#### [RAW DATA]
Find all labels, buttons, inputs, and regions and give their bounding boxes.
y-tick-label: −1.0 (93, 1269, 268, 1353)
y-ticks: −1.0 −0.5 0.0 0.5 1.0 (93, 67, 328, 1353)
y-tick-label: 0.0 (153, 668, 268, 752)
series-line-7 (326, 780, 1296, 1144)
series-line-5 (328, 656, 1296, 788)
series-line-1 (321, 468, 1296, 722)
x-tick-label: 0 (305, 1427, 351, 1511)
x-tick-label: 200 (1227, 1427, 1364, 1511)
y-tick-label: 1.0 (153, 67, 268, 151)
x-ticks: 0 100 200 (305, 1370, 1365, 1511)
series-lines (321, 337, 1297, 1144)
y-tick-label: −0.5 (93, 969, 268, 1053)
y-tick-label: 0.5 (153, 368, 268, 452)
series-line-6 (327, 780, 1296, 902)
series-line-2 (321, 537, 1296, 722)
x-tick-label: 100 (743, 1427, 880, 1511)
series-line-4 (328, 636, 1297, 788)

#### [DIRECTIONS]
Identify every line above that contains the string "ticks" and copy each one out.

#### [RESPONSE TO THIS EXERCISE]
y-ticks: −1.0 −0.5 0.0 0.5 1.0 (93, 67, 328, 1353)
x-ticks: 0 100 200 (305, 1370, 1365, 1511)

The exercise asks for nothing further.